Given exercise
Return all lines from the listing below in which the string "Argentina" occurs.

Input material
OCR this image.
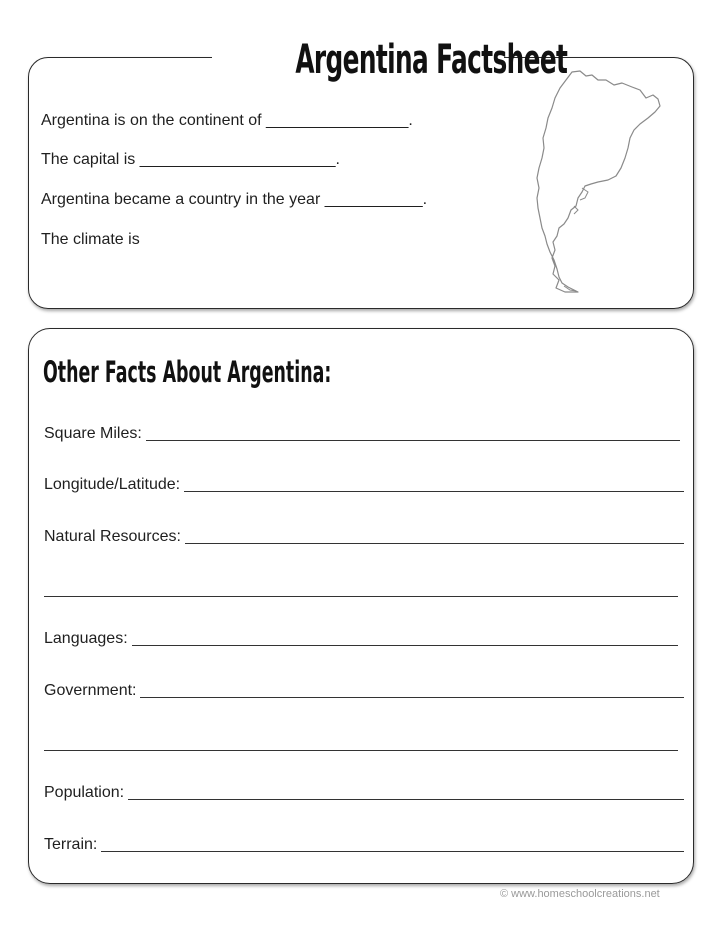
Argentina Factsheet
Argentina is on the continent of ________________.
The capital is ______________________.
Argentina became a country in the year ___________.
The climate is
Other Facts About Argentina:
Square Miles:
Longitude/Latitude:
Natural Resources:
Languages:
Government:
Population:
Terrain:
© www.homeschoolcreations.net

Task result
Argentina Factsheet
Argentina is on the continent of ________________.
Argentina became a country in the year ___________.
Other Facts About Argentina:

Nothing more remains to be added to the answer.